*Given exercise*
Repeat the listing in full, preserving every character.

*Task input*
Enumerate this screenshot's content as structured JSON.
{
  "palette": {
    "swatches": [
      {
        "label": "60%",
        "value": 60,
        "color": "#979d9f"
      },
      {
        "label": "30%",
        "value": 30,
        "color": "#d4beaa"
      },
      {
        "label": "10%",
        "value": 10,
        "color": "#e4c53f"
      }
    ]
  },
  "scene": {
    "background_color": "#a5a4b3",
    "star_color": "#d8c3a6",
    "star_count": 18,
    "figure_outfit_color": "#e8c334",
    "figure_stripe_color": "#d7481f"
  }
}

*Problem solution*
Enumerate this screenshot's content as structured JSON.
{
  "palette": {
    "swatches": [
      {
        "label": "60%",
        "value": 60,
        "color": "#979d9f"
      },
      {
        "label": "30%",
        "value": 30,
        "color": "#d4beaa"
      },
      {
        "label": "10%",
        "value": 10,
        "color": "#e4c53f"
      }
    ]
  },
  "scene": {
    "background_color": "#a5a4b3",
    "star_color": "#d8c3a6",
    "star_count": 18,
    "figure_outfit_color": "#e8c334",
    "figure_stripe_color": "#d7481f"
  }
}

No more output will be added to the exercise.